BEGIN Exercise materials

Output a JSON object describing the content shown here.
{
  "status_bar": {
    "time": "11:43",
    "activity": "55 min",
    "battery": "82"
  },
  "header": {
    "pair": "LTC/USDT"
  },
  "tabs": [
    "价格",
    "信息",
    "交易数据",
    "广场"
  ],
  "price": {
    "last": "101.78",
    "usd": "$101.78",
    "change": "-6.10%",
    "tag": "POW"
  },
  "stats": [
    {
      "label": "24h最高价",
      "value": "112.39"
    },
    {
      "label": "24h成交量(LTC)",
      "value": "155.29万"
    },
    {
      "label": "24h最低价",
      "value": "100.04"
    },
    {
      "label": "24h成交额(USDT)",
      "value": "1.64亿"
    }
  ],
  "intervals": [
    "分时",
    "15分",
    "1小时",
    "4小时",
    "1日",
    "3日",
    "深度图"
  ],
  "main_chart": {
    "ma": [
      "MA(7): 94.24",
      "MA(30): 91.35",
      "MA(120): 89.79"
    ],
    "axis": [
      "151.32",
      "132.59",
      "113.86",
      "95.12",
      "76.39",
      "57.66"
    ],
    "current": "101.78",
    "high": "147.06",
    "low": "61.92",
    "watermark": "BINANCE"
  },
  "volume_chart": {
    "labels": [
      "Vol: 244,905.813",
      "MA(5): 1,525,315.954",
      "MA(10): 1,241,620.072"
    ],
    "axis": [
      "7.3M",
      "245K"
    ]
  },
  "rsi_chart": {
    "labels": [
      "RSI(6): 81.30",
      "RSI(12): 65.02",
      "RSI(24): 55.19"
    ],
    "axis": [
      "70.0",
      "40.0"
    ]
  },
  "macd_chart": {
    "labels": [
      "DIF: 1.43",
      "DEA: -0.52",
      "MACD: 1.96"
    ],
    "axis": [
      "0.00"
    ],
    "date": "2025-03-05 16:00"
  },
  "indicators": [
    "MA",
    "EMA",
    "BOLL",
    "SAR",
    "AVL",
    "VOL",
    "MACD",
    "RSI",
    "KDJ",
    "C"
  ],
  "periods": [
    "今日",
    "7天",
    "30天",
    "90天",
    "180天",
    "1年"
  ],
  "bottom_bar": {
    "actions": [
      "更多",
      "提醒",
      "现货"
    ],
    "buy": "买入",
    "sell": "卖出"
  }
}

END Exercise materials

◆ **Written exercise**: Transcribe all lines as written.

◆ **Finished task**:
Output a JSON object describing the content shown here.
{
  "status_bar": {
    "time": "11:43",
    "activity": "55 min",
    "battery": "82"
  },
  "header": {
    "pair": "LTC/USDT"
  },
  "tabs": [
    "价格",
    "信息",
    "交易数据",
    "广场"
  ],
  "price": {
    "last": "101.78",
    "usd": "$101.78",
    "change": "-6.10%",
    "tag": "POW"
  },
  "stats": [
    {
      "label": "24h最高价",
      "value": "112.39"
    },
    {
      "label": "24h成交量(LTC)",
      "value": "155.29万"
    },
    {
      "label": "24h最低价",
      "value": "100.04"
    },
    {
      "label": "24h成交额(USDT)",
      "value": "1.64亿"
    }
  ],
  "intervals": [
    "分时",
    "15分",
    "1小时",
    "4小时",
    "1日",
    "3日",
    "深度图"
  ],
  "main_chart": {
    "ma": [
      "MA(7): 94.24",
      "MA(30): 91.35",
      "MA(120): 89.79"
    ],
    "axis": [
      "151.32",
      "132.59",
      "113.86",
      "95.12",
      "76.39",
      "57.66"
    ],
    "current": "101.78",
    "high": "147.06",
    "low": "61.92",
    "watermark": "BINANCE"
  },
  "volume_chart": {
    "labels": [
      "Vol: 244,905.813",
      "MA(5): 1,525,315.954",
      "MA(10): 1,241,620.072"
    ],
    "axis": [
      "7.3M",
      "245K"
    ]
  },
  "rsi_chart": {
    "labels": [
      "RSI(6): 81.30",
      "RSI(12): 65.02",
      "RSI(24): 55.19"
    ],
    "axis": [
      "70.0",
      "40.0"
    ]
  },
  "macd_chart": {
    "labels": [
      "DIF: 1.43",
      "DEA: -0.52",
      "MACD: 1.96"
    ],
    "axis": [
      "0.00"
    ],
    "date": "2025-03-05 16:00"
  },
  "indicators": [
    "MA",
    "EMA",
    "BOLL",
    "SAR",
    "AVL",
    "VOL",
    "MACD",
    "RSI",
    "KDJ",
    "C"
  ],
  "periods": [
    "今日",
    "7天",
    "30天",
    "90天",
    "180天",
    "1年"
  ],
  "bottom_bar": {
    "actions": [
      "更多",
      "提醒",
      "现货"
    ],
    "buy": "买入",
    "sell": "卖出"
  }
}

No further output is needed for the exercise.